Stored data —
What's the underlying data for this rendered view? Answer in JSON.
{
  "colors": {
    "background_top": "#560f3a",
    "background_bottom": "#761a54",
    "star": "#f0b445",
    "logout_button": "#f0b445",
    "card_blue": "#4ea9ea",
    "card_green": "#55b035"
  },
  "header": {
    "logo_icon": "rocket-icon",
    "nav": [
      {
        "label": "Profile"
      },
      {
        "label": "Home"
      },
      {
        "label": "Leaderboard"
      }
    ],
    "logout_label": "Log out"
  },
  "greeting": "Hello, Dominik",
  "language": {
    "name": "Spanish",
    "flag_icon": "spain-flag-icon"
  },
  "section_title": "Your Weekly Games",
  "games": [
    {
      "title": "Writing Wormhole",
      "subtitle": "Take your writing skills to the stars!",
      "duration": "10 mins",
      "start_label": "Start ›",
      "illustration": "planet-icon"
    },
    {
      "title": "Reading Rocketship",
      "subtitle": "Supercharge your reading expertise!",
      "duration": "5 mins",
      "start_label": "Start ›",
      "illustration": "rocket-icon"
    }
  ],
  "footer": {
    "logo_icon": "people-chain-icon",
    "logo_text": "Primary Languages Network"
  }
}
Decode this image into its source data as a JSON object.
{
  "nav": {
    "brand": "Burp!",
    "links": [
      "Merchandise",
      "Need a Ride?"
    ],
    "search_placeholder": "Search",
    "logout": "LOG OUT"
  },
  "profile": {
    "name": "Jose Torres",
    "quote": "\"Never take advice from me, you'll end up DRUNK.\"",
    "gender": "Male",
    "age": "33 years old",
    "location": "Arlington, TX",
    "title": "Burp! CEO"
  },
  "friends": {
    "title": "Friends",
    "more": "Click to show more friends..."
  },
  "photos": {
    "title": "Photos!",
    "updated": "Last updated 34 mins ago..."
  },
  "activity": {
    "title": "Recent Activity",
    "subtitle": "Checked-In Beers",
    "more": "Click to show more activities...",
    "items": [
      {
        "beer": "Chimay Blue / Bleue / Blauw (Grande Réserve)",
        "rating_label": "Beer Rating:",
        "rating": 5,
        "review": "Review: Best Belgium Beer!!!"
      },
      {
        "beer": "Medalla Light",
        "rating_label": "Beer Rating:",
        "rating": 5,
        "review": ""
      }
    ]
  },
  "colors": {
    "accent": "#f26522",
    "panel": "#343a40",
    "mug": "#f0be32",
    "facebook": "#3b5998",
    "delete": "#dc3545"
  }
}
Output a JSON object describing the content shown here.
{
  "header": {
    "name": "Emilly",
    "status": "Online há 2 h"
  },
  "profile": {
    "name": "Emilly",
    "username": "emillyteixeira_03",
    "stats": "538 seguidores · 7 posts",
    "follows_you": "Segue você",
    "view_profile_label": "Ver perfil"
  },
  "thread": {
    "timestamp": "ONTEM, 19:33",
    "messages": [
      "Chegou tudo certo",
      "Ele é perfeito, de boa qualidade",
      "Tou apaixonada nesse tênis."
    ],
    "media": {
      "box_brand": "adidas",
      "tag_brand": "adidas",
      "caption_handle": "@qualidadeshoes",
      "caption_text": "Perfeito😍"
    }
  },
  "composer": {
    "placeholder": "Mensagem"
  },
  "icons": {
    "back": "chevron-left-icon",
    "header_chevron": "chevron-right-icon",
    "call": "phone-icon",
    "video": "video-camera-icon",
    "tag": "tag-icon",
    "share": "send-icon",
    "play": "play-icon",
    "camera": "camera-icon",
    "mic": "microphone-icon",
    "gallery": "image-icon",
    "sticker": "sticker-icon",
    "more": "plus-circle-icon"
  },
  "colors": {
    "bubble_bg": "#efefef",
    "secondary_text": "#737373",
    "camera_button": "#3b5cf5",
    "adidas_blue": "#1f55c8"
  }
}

Exercise prompt —
Each record above should be repeated exactly as it appears.

Response to this task —
What's the underlying data for this rendered view? Answer in JSON.
{
  "colors": {
    "background_top": "#560f3a",
    "background_bottom": "#761a54",
    "star": "#f0b445",
    "logout_button": "#f0b445",
    "card_blue": "#4ea9ea",
    "card_green": "#55b035"
  },
  "header": {
    "logo_icon": "rocket-icon",
    "nav": [
      {
        "label": "Profile"
      },
      {
        "label": "Home"
      },
      {
        "label": "Leaderboard"
      }
    ],
    "logout_label": "Log out"
  },
  "greeting": "Hello, Dominik",
  "language": {
    "name": "Spanish",
    "flag_icon": "spain-flag-icon"
  },
  "section_title": "Your Weekly Games",
  "games": [
    {
      "title": "Writing Wormhole",
      "subtitle": "Take your writing skills to the stars!",
      "duration": "10 mins",
      "start_label": "Start ›",
      "illustration": "planet-icon"
    },
    {
      "title": "Reading Rocketship",
      "subtitle": "Supercharge your reading expertise!",
      "duration": "5 mins",
      "start_label": "Start ›",
      "illustration": "rocket-icon"
    }
  ],
  "footer": {
    "logo_icon": "people-chain-icon",
    "logo_text": "Primary Languages Network"
  }
}
Decode this image into its source data as a JSON object.
{
  "nav": {
    "brand": "Burp!",
    "links": [
      "Merchandise",
      "Need a Ride?"
    ],
    "search_placeholder": "Search",
    "logout": "LOG OUT"
  },
  "profile": {
    "name": "Jose Torres",
    "quote": "\"Never take advice from me, you'll end up DRUNK.\"",
    "gender": "Male",
    "age": "33 years old",
    "location": "Arlington, TX",
    "title": "Burp! CEO"
  },
  "friends": {
    "title": "Friends",
    "more": "Click to show more friends..."
  },
  "photos": {
    "title": "Photos!",
    "updated": "Last updated 34 mins ago..."
  },
  "activity": {
    "title": "Recent Activity",
    "subtitle": "Checked-In Beers",
    "more": "Click to show more activities...",
    "items": [
      {
        "beer": "Chimay Blue / Bleue / Blauw (Grande Réserve)",
        "rating_label": "Beer Rating:",
        "rating": 5,
        "review": "Review: Best Belgium Beer!!!"
      },
      {
        "beer": "Medalla Light",
        "rating_label": "Beer Rating:",
        "rating": 5,
        "review": ""
      }
    ]
  },
  "colors": {
    "accent": "#f26522",
    "panel": "#343a40",
    "mug": "#f0be32",
    "facebook": "#3b5998",
    "delete": "#dc3545"
  }
}
Output a JSON object describing the content shown here.
{
  "header": {
    "name": "Emilly",
    "status": "Online há 2 h"
  },
  "profile": {
    "name": "Emilly",
    "username": "emillyteixeira_03",
    "stats": "538 seguidores · 7 posts",
    "follows_you": "Segue você",
    "view_profile_label": "Ver perfil"
  },
  "thread": {
    "timestamp": "ONTEM, 19:33",
    "messages": [
      "Chegou tudo certo",
      "Ele é perfeito, de boa qualidade",
      "Tou apaixonada nesse tênis."
    ],
    "media": {
      "box_brand": "adidas",
      "tag_brand": "adidas",
      "caption_handle": "@qualidadeshoes",
      "caption_text": "Perfeito😍"
    }
  },
  "composer": {
    "placeholder": "Mensagem"
  },
  "icons": {
    "back": "chevron-left-icon",
    "header_chevron": "chevron-right-icon",
    "call": "phone-icon",
    "video": "video-camera-icon",
    "tag": "tag-icon",
    "share": "send-icon",
    "play": "play-icon",
    "camera": "camera-icon",
    "mic": "microphone-icon",
    "gallery": "image-icon",
    "sticker": "sticker-icon",
    "more": "plus-circle-icon"
  },
  "colors": {
    "bubble_bg": "#efefef",
    "secondary_text": "#737373",
    "camera_button": "#3b5cf5",
    "adidas_blue": "#1f55c8"
  }
}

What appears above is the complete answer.